In addition, Japan appealed the Panel’s conclusion that Japan had failed to demonstrate that the KTC’s evaluation of the magnitude of the margin of dumping was inconsistent with Articles 3.1 and 3.4 of the Anti-Dumping Agreement. Japan argued that the Panel’s finding had no factual support and was contradicted by the fact that the prices of the dumped imports were consistently higher than domestic like product prices. According to Japan, the investigating authority should pay particular attention to the “impact of the margin of dumping” when examining the magnitude of the margin of dumping under Article 3.4, including through a counterfactual analysis in which the margin of dumping is removed from prices. The Appellate Body rejected Japan’s arguments and upheld the Panel’s finding. In doing so, it considered that Articles 3.1 and 3.4 require an investigating authority to evaluate the magnitude of the margin of dumping as a substantive matter, and to assess the relevance and the weight to be attributed to this factor in the overall assessment of injury under Article 3.4. The Appellate Body considered that a counterfactual analysis may be useful in certain circumstances, but Japan had not established that the overselling in this case made a counterfactual analysis obligatory under Article 3.4.

The appeal also dealt with two of the three claims that Japan had raised before the Panel concerning the Korean authorities’ causation analysis (i.e., whether the dumped imports from Japan had caused injury to Korea’s domestic industry). Japan had argued on a number of grounds that this part of the Korean authorities’ investigation was inconsistent with Articles 3.1 and 3.5 of the Anti-Dumping Agreement.

First, the Appellate Body reversed the Panel’s finding that the Korean investigating authorities had acted inconsistently with Articles 3.1 and 3.5 in their causation analysis as a result of flaws in their evaluation of the effect of the dumped imports on prices in the domestic market. The Appellate Body found that the Panel had erred in its application of Article 3.5 by incorporating requirements that are set out in the first sentence of Article 3.2 and Article 4 rather than properly applying the requirements set out in Article 3.5.

Second, the Appellate Body upheld the Panel’s finding that Japan had failed to demonstrate that the Korean investigating authorities’ conclusion that the dumped imports, through the effects of dumping, were causing injury to the domestic industry was inconsistent with Articles 3.1 and 3.5. Japan argued that the KTC had ignored the lack of correlation between the domestic industry’s profit, the dumped import prices, and the volume and market share of the dumped imports. The Appellate Body disagreed and saw no error in the Panel’s finding that Japan had not established an “insufficient correlation” that would preclude the Korean authorities’ finding of a causal relationship.

| Written exercise a |
Reproduce the passage on the anti-dumping appeal from "First, the Appellate" up to and including "in Article 3.5.".

Labeled region entries
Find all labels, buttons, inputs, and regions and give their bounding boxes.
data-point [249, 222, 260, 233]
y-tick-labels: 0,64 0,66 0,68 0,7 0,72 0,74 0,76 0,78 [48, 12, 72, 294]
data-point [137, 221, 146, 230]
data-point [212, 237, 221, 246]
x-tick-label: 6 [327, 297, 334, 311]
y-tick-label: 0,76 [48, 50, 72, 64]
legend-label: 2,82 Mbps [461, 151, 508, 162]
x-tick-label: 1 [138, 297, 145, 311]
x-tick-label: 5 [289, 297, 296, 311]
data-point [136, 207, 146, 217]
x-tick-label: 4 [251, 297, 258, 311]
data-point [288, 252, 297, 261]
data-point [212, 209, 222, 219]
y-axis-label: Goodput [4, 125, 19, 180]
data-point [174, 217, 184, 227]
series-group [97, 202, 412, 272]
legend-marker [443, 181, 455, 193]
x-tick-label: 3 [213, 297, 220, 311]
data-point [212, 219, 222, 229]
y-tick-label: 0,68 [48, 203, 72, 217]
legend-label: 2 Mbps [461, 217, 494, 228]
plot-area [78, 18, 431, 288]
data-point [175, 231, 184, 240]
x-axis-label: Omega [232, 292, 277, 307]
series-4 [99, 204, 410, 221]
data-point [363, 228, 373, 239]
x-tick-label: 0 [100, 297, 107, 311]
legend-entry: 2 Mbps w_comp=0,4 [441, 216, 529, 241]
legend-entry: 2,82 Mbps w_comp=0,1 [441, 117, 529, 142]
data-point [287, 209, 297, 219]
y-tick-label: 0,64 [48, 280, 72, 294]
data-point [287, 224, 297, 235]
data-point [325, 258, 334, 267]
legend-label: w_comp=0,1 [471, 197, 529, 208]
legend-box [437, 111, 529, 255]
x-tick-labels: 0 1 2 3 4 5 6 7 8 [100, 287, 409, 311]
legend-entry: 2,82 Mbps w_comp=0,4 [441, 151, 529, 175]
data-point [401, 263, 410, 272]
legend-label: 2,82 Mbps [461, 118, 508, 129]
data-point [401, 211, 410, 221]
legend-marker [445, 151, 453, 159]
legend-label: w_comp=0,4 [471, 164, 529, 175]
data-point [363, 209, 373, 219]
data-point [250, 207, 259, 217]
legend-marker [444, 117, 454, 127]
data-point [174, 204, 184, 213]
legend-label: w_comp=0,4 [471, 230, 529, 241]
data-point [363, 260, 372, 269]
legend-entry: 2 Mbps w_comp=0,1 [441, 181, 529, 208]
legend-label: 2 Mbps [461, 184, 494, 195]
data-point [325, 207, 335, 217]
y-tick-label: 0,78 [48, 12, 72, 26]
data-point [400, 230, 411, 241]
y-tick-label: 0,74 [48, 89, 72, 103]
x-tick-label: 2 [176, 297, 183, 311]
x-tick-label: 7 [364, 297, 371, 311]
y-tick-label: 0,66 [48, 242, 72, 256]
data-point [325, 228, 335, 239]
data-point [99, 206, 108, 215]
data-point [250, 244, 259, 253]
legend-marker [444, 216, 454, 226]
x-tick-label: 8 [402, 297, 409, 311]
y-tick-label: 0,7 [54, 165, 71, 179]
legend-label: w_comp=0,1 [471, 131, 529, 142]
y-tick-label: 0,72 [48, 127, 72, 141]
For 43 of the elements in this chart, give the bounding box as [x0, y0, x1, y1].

...

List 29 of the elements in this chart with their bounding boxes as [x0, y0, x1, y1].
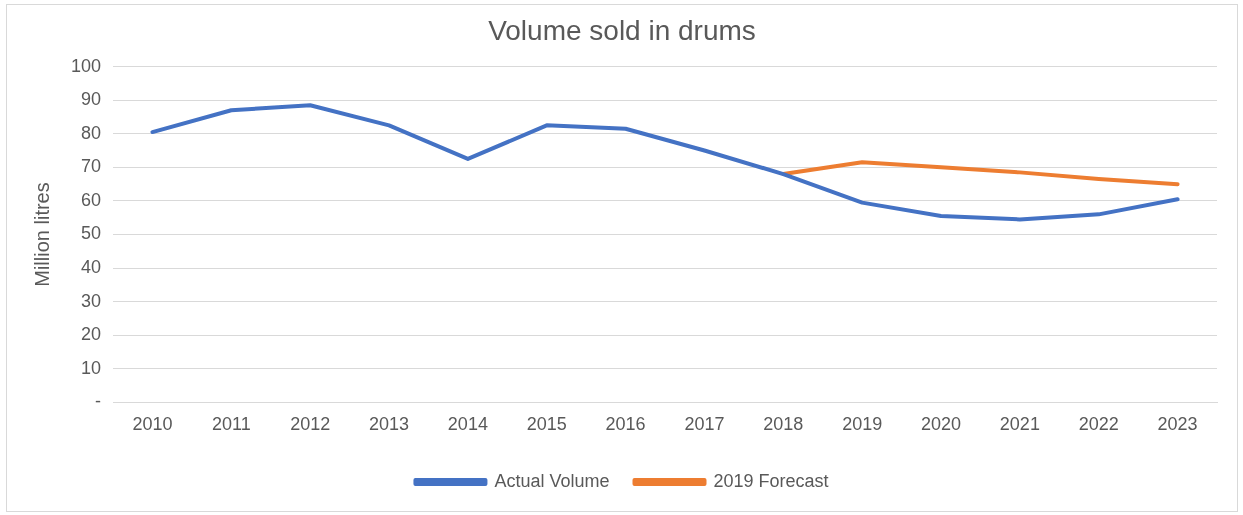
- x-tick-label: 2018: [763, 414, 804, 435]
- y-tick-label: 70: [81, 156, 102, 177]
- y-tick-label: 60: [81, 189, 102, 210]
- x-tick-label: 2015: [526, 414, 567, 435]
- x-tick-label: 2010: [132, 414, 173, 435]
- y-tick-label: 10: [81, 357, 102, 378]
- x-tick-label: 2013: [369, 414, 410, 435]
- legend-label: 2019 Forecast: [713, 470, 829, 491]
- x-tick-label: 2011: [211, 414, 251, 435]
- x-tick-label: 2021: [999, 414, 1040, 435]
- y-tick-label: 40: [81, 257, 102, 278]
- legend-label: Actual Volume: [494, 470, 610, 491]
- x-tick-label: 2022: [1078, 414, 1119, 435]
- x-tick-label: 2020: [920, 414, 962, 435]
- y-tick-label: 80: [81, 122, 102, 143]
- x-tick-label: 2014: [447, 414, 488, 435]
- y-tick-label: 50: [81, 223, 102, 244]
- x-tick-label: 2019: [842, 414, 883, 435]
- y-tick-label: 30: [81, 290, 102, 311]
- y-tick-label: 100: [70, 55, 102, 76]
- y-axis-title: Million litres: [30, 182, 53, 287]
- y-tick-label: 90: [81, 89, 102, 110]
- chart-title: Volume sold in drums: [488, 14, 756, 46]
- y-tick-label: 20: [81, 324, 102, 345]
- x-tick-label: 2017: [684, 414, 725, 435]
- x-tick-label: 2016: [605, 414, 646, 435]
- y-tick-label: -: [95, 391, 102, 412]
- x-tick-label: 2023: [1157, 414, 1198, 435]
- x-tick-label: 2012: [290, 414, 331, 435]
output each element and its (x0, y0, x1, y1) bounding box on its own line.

* * *

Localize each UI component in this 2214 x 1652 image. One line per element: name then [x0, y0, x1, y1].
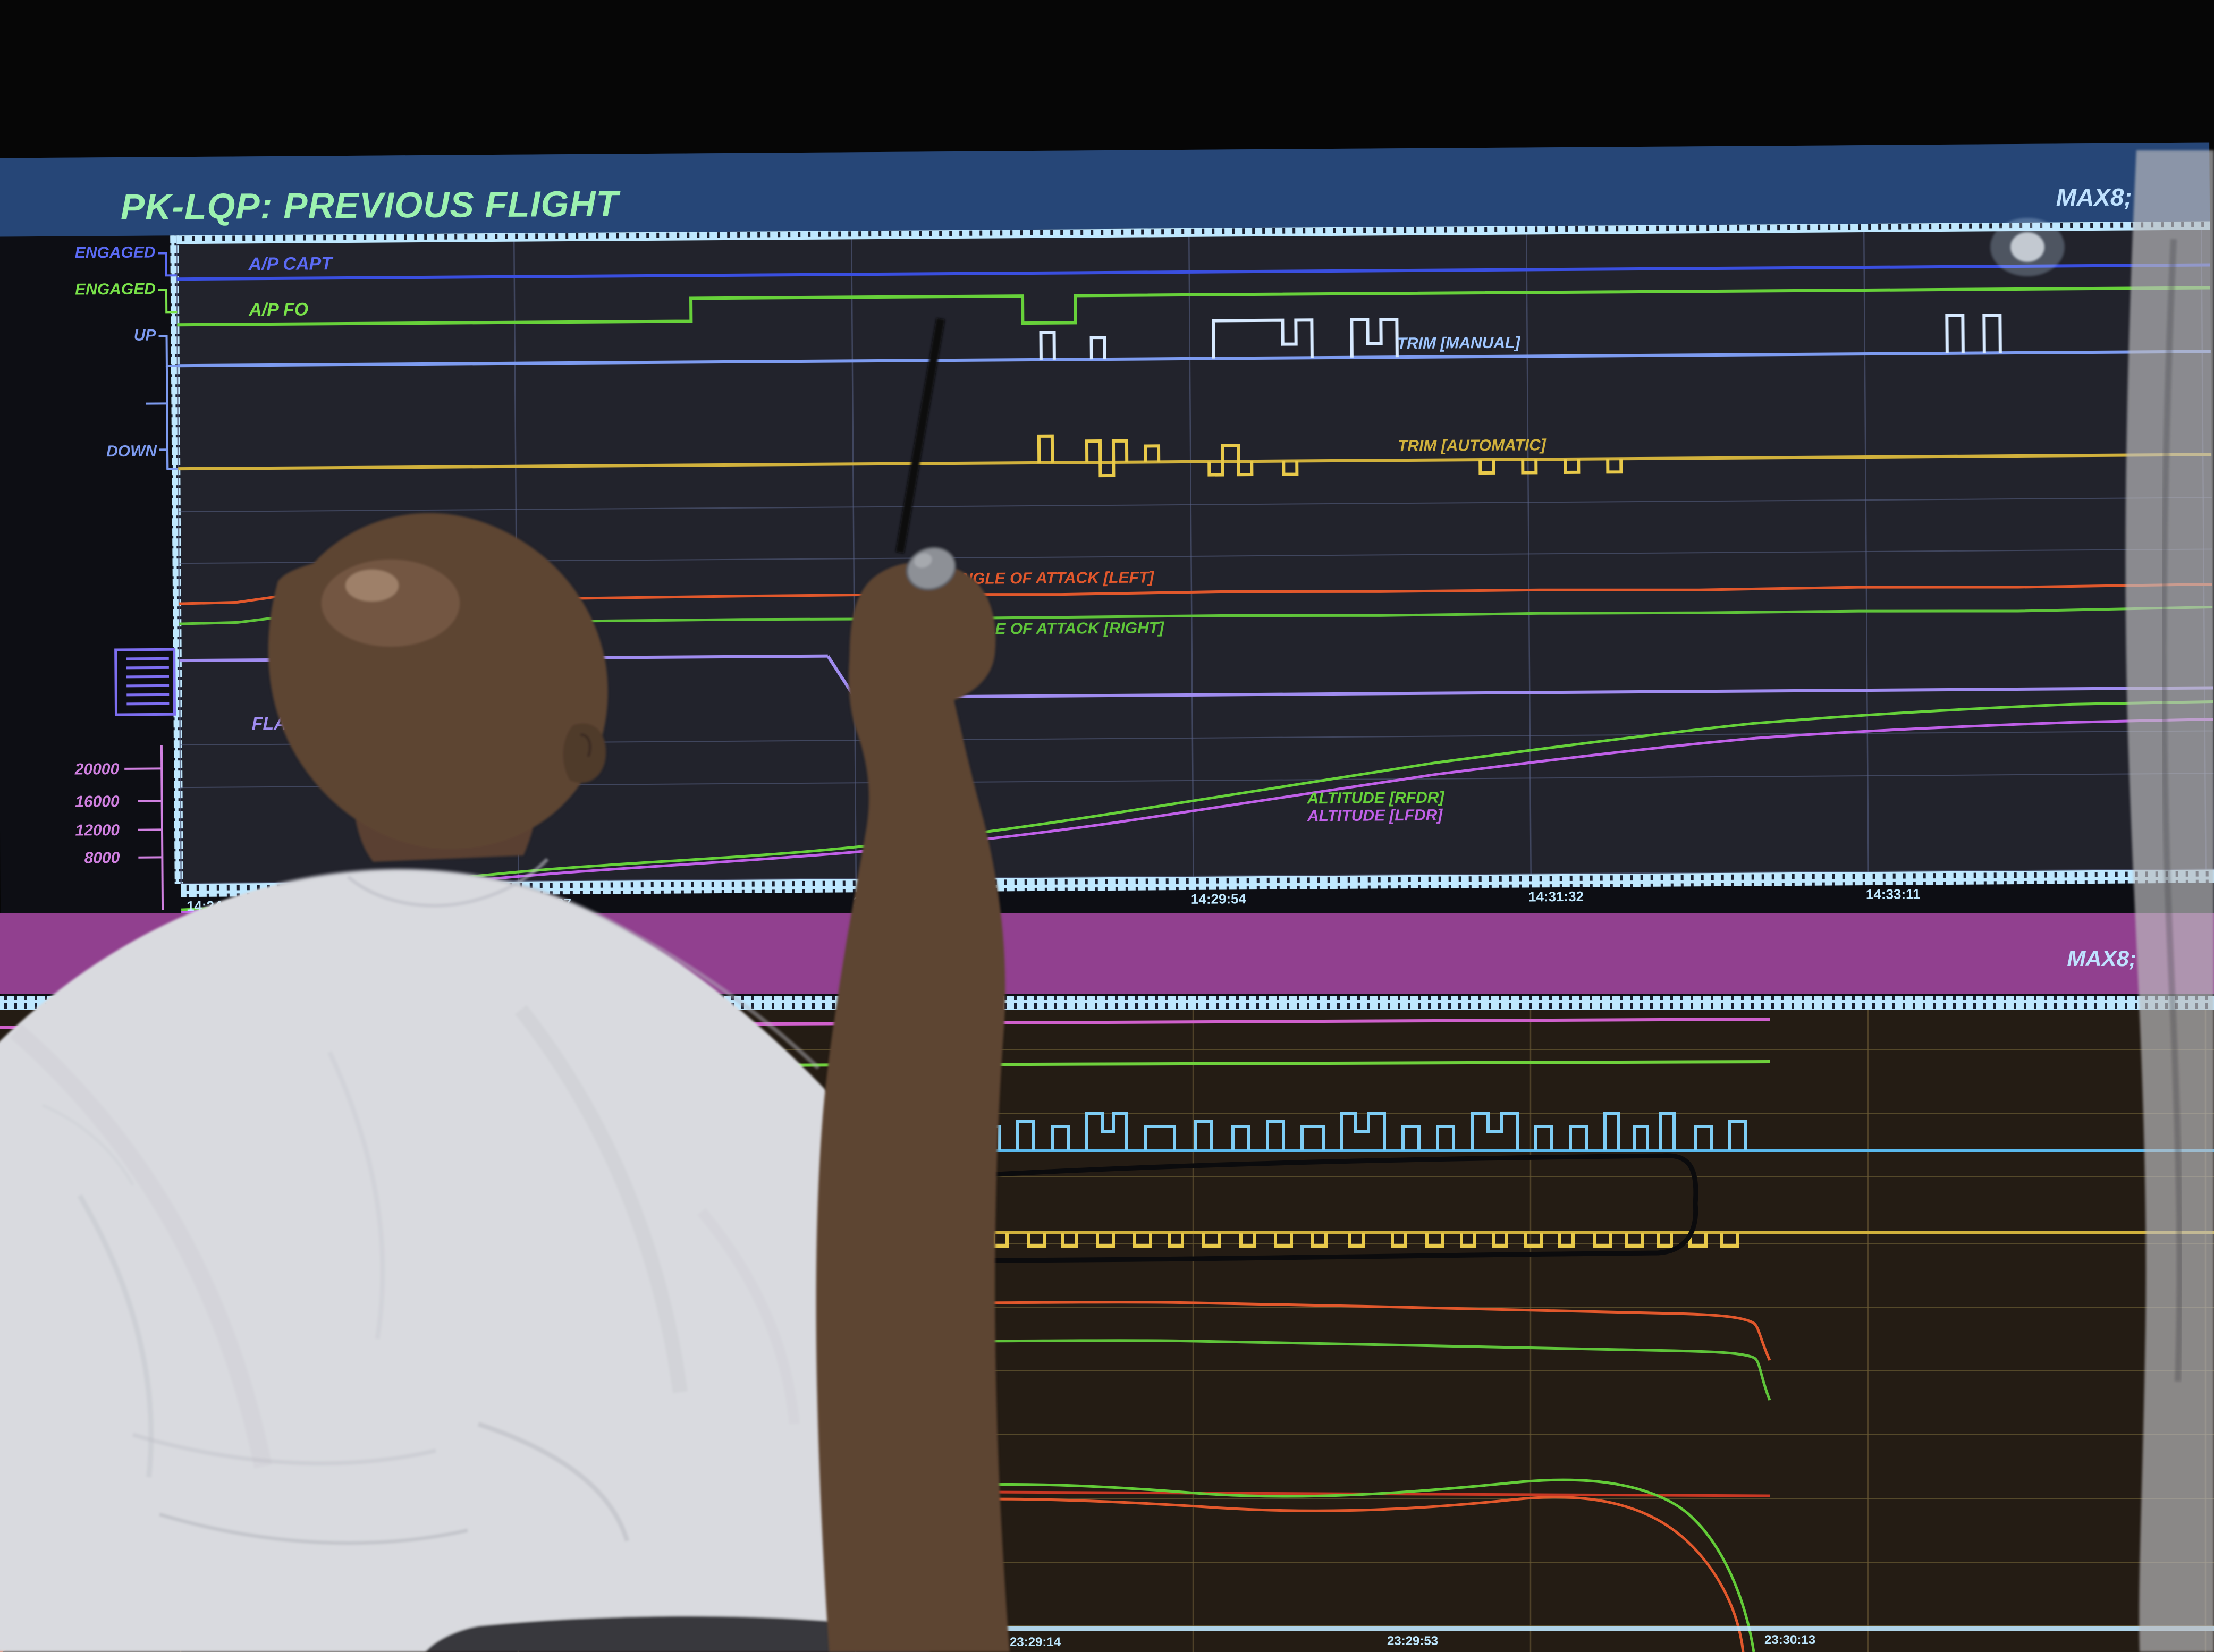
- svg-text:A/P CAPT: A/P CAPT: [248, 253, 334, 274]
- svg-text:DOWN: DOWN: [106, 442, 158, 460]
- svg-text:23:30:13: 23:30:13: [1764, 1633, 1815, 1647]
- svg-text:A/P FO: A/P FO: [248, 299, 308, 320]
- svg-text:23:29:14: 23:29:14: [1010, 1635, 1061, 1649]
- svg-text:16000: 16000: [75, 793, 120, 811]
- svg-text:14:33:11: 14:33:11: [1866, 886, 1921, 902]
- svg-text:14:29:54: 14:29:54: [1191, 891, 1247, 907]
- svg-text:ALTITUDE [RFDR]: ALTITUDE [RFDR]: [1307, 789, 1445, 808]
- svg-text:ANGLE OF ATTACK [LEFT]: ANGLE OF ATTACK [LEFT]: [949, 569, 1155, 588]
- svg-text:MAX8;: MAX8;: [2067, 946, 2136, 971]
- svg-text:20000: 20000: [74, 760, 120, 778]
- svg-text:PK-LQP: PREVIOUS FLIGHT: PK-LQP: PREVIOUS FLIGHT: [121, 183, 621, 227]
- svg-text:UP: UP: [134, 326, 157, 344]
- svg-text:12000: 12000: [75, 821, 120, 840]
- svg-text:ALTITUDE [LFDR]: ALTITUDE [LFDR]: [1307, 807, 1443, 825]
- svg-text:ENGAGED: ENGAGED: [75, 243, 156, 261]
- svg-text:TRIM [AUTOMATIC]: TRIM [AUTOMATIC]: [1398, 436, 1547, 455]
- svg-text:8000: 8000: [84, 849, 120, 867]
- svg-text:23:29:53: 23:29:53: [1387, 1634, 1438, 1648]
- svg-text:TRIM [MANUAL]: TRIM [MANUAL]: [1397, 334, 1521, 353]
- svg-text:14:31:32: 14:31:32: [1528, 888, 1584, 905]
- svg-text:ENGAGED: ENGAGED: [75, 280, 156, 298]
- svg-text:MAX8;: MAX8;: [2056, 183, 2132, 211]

| Written exercise b |
Write out the rows from the line with "Find all labels, buttons, inputs, and" up to and including the line with "legend-entry: 2,82 Mbps w_comp=0,1".

| Exercise output a |
First, the Appellate Body reversed the Panel’s finding that the Korean investigating authorities had acted inconsistently with Articles 3.1 and 3.5 in their causation analysis as a result of flaws in their evaluation of the effect of the dumped imports on prices in the domestic market. The Appellate Body found that the Panel had erred in its application of Article 3.5 by incorporating requirements that are set out in the first sentence of Article 3.2 and Article 4 rather than properly applying the requirements set out in Article 3.5.

| Exercise output b |
Find all labels, buttons, inputs, and regions and give their bounding boxes.
data-point [249, 222, 260, 233]
y-tick-labels: 0,64 0,66 0,68 0,7 0,72 0,74 0,76 0,78 [48, 12, 72, 294]
data-point [137, 221, 146, 230]
data-point [212, 237, 221, 246]
x-tick-label: 6 [327, 297, 334, 311]
y-tick-label: 0,76 [48, 50, 72, 64]
legend-label: 2,82 Mbps [461, 151, 508, 162]
x-tick-label: 1 [138, 297, 145, 311]
x-tick-label: 5 [289, 297, 296, 311]
data-point [136, 207, 146, 217]
x-tick-label: 4 [251, 297, 258, 311]
data-point [288, 252, 297, 261]
data-point [212, 209, 222, 219]
y-axis-label: Goodput [4, 125, 19, 180]
data-point [174, 217, 184, 227]
series-group [97, 202, 412, 272]
legend-marker [443, 181, 455, 193]
x-tick-label: 3 [213, 297, 220, 311]
data-point [212, 219, 222, 229]
y-tick-label: 0,68 [48, 203, 72, 217]
legend-label: 2 Mbps [461, 217, 494, 228]
plot-area [78, 18, 431, 288]
data-point [175, 231, 184, 240]
x-axis-label: Omega [232, 292, 277, 307]
series-4 [99, 204, 410, 221]
data-point [363, 228, 373, 239]
x-tick-label: 0 [100, 297, 107, 311]
legend-entry: 2 Mbps w_comp=0,4 [441, 216, 529, 241]
legend-entry: 2,82 Mbps w_comp=0,1 [441, 117, 529, 142]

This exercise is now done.